** Start Provided entries **

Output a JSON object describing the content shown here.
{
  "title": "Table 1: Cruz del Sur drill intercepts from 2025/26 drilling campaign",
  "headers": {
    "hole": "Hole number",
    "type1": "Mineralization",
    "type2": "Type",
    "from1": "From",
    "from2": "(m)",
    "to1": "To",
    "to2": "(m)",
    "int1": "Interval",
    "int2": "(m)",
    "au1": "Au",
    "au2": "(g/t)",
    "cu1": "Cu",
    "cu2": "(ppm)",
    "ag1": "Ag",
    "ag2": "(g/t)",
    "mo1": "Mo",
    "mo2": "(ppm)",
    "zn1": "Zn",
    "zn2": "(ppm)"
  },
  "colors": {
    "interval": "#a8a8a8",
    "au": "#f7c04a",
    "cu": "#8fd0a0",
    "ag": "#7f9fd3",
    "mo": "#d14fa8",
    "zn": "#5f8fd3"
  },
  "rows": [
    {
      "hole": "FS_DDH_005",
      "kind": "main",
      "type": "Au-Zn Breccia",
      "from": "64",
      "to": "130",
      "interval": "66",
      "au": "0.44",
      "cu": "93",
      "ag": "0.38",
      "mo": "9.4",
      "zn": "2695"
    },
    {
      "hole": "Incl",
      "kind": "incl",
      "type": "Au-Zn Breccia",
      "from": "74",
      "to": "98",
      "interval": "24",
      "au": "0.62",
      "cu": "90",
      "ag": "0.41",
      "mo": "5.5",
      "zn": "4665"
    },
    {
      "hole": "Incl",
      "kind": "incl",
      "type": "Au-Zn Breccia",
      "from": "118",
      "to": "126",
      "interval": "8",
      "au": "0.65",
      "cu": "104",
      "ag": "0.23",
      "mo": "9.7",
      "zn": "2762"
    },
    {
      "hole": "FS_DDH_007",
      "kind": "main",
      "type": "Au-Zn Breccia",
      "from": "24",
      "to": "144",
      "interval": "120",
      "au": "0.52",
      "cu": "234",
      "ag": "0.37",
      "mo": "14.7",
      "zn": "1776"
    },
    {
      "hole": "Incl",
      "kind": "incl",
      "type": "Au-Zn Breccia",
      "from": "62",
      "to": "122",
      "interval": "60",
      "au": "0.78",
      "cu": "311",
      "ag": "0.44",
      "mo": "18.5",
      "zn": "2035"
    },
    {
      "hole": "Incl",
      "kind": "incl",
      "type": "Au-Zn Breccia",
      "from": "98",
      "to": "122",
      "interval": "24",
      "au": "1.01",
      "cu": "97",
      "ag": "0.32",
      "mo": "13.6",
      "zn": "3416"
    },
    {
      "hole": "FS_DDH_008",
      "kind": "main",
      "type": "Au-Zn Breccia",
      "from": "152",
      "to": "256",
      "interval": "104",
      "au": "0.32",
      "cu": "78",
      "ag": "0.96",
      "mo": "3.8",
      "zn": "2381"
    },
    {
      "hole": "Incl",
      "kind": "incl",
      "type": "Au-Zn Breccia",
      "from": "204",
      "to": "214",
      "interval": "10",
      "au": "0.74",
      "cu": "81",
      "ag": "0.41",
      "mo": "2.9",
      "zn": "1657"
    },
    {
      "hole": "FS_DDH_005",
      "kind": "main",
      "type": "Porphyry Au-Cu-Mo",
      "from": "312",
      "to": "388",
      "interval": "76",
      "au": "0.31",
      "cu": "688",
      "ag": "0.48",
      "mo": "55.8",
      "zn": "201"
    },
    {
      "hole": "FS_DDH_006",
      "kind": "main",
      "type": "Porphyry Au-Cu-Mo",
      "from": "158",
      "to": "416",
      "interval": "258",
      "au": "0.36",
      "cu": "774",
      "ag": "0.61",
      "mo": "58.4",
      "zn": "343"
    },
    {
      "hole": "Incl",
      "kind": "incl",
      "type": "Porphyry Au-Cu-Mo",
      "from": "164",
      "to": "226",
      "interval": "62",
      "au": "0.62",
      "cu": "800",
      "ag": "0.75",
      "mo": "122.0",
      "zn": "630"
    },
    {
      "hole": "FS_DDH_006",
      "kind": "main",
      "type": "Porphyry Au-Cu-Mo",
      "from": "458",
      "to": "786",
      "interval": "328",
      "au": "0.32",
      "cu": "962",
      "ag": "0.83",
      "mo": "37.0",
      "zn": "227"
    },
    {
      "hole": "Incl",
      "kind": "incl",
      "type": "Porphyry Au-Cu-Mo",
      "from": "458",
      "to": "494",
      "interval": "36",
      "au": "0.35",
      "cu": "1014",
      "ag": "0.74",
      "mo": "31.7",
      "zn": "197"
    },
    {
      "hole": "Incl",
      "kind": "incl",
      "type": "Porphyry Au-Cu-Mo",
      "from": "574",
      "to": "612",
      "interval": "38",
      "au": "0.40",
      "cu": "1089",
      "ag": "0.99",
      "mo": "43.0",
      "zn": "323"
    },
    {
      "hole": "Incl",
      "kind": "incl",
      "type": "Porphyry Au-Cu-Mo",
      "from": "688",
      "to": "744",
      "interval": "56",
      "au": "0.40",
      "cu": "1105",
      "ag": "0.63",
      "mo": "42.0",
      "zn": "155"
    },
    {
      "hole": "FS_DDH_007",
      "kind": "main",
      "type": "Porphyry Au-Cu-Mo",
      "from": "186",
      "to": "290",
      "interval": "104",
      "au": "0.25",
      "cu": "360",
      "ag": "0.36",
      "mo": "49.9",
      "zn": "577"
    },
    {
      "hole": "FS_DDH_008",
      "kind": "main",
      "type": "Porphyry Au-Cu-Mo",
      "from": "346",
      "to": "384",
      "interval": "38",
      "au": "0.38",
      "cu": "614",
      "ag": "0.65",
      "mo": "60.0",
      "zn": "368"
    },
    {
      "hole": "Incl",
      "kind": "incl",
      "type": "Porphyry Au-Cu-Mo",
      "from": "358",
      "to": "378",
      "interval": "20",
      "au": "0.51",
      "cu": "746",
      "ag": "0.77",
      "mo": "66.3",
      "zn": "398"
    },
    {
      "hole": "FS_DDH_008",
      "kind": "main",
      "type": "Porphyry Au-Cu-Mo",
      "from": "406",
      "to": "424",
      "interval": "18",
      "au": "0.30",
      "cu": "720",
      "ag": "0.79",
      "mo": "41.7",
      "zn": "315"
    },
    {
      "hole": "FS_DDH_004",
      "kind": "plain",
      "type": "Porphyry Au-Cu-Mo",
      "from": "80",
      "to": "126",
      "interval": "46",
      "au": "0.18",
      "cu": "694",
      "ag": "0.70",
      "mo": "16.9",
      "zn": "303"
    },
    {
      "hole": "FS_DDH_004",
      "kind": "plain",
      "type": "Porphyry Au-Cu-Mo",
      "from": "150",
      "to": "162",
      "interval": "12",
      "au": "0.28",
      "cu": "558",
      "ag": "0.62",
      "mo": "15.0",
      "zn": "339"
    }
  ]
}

** End Provided entries **

Stated goal.
Repeat the data precisely, line by line.

Written response.
Output a JSON object describing the content shown here.
{
  "title": "Table 1: Cruz del Sur drill intercepts from 2025/26 drilling campaign",
  "headers": {
    "hole": "Hole number",
    "type1": "Mineralization",
    "type2": "Type",
    "from1": "From",
    "from2": "(m)",
    "to1": "To",
    "to2": "(m)",
    "int1": "Interval",
    "int2": "(m)",
    "au1": "Au",
    "au2": "(g/t)",
    "cu1": "Cu",
    "cu2": "(ppm)",
    "ag1": "Ag",
    "ag2": "(g/t)",
    "mo1": "Mo",
    "mo2": "(ppm)",
    "zn1": "Zn",
    "zn2": "(ppm)"
  },
  "colors": {
    "interval": "#a8a8a8",
    "au": "#f7c04a",
    "cu": "#8fd0a0",
    "ag": "#7f9fd3",
    "mo": "#d14fa8",
    "zn": "#5f8fd3"
  },
  "rows": [
    {
      "hole": "FS_DDH_005",
      "kind": "main",
      "type": "Au-Zn Breccia",
      "from": "64",
      "to": "130",
      "interval": "66",
      "au": "0.44",
      "cu": "93",
      "ag": "0.38",
      "mo": "9.4",
      "zn": "2695"
    },
    {
      "hole": "Incl",
      "kind": "incl",
      "type": "Au-Zn Breccia",
      "from": "74",
      "to": "98",
      "interval": "24",
      "au": "0.62",
      "cu": "90",
      "ag": "0.41",
      "mo": "5.5",
      "zn": "4665"
    },
    {
      "hole": "Incl",
      "kind": "incl",
      "type": "Au-Zn Breccia",
      "from": "118",
      "to": "126",
      "interval": "8",
      "au": "0.65",
      "cu": "104",
      "ag": "0.23",
      "mo": "9.7",
      "zn": "2762"
    },
    {
      "hole": "FS_DDH_007",
      "kind": "main",
      "type": "Au-Zn Breccia",
      "from": "24",
      "to": "144",
      "interval": "120",
      "au": "0.52",
      "cu": "234",
      "ag": "0.37",
      "mo": "14.7",
      "zn": "1776"
    },
    {
      "hole": "Incl",
      "kind": "incl",
      "type": "Au-Zn Breccia",
      "from": "62",
      "to": "122",
      "interval": "60",
      "au": "0.78",
      "cu": "311",
      "ag": "0.44",
      "mo": "18.5",
      "zn": "2035"
    },
    {
      "hole": "Incl",
      "kind": "incl",
      "type": "Au-Zn Breccia",
      "from": "98",
      "to": "122",
      "interval": "24",
      "au": "1.01",
      "cu": "97",
      "ag": "0.32",
      "mo": "13.6",
      "zn": "3416"
    },
    {
      "hole": "FS_DDH_008",
      "kind": "main",
      "type": "Au-Zn Breccia",
      "from": "152",
      "to": "256",
      "interval": "104",
      "au": "0.32",
      "cu": "78",
      "ag": "0.96",
      "mo": "3.8",
      "zn": "2381"
    },
    {
      "hole": "Incl",
      "kind": "incl",
      "type": "Au-Zn Breccia",
      "from": "204",
      "to": "214",
      "interval": "10",
      "au": "0.74",
      "cu": "81",
      "ag": "0.41",
      "mo": "2.9",
      "zn": "1657"
    },
    {
      "hole": "FS_DDH_005",
      "kind": "main",
      "type": "Porphyry Au-Cu-Mo",
      "from": "312",
      "to": "388",
      "interval": "76",
      "au": "0.31",
      "cu": "688",
      "ag": "0.48",
      "mo": "55.8",
      "zn": "201"
    },
    {
      "hole": "FS_DDH_006",
      "kind": "main",
      "type": "Porphyry Au-Cu-Mo",
      "from": "158",
      "to": "416",
      "interval": "258",
      "au": "0.36",
      "cu": "774",
      "ag": "0.61",
      "mo": "58.4",
      "zn": "343"
    },
    {
      "hole": "Incl",
      "kind": "incl",
      "type": "Porphyry Au-Cu-Mo",
      "from": "164",
      "to": "226",
      "interval": "62",
      "au": "0.62",
      "cu": "800",
      "ag": "0.75",
      "mo": "122.0",
      "zn": "630"
    },
    {
      "hole": "FS_DDH_006",
      "kind": "main",
      "type": "Porphyry Au-Cu-Mo",
      "from": "458",
      "to": "786",
      "interval": "328",
      "au": "0.32",
      "cu": "962",
      "ag": "0.83",
      "mo": "37.0",
      "zn": "227"
    },
    {
      "hole": "Incl",
      "kind": "incl",
      "type": "Porphyry Au-Cu-Mo",
      "from": "458",
      "to": "494",
      "interval": "36",
      "au": "0.35",
      "cu": "1014",
      "ag": "0.74",
      "mo": "31.7",
      "zn": "197"
    },
    {
      "hole": "Incl",
      "kind": "incl",
      "type": "Porphyry Au-Cu-Mo",
      "from": "574",
      "to": "612",
      "interval": "38",
      "au": "0.40",
      "cu": "1089",
      "ag": "0.99",
      "mo": "43.0",
      "zn": "323"
    },
    {
      "hole": "Incl",
      "kind": "incl",
      "type": "Porphyry Au-Cu-Mo",
      "from": "688",
      "to": "744",
      "interval": "56",
      "au": "0.40",
      "cu": "1105",
      "ag": "0.63",
      "mo": "42.0",
      "zn": "155"
    },
    {
      "hole": "FS_DDH_007",
      "kind": "main",
      "type": "Porphyry Au-Cu-Mo",
      "from": "186",
      "to": "290",
      "interval": "104",
      "au": "0.25",
      "cu": "360",
      "ag": "0.36",
      "mo": "49.9",
      "zn": "577"
    },
    {
      "hole": "FS_DDH_008",
      "kind": "main",
      "type": "Porphyry Au-Cu-Mo",
      "from": "346",
      "to": "384",
      "interval": "38",
      "au": "0.38",
      "cu": "614",
      "ag": "0.65",
      "mo": "60.0",
      "zn": "368"
    },
    {
      "hole": "Incl",
      "kind": "incl",
      "type": "Porphyry Au-Cu-Mo",
      "from": "358",
      "to": "378",
      "interval": "20",
      "au": "0.51",
      "cu": "746",
      "ag": "0.77",
      "mo": "66.3",
      "zn": "398"
    },
    {
      "hole": "FS_DDH_008",
      "kind": "main",
      "type": "Porphyry Au-Cu-Mo",
      "from": "406",
      "to": "424",
      "interval": "18",
      "au": "0.30",
      "cu": "720",
      "ag": "0.79",
      "mo": "41.7",
      "zn": "315"
    },
    {
      "hole": "FS_DDH_004",
      "kind": "plain",
      "type": "Porphyry Au-Cu-Mo",
      "from": "80",
      "to": "126",
      "interval": "46",
      "au": "0.18",
      "cu": "694",
      "ag": "0.70",
      "mo": "16.9",
      "zn": "303"
    },
    {
      "hole": "FS_DDH_004",
      "kind": "plain",
      "type": "Porphyry Au-Cu-Mo",
      "from": "150",
      "to": "162",
      "interval": "12",
      "au": "0.28",
      "cu": "558",
      "ag": "0.62",
      "mo": "15.0",
      "zn": "339"
    }
  ]
}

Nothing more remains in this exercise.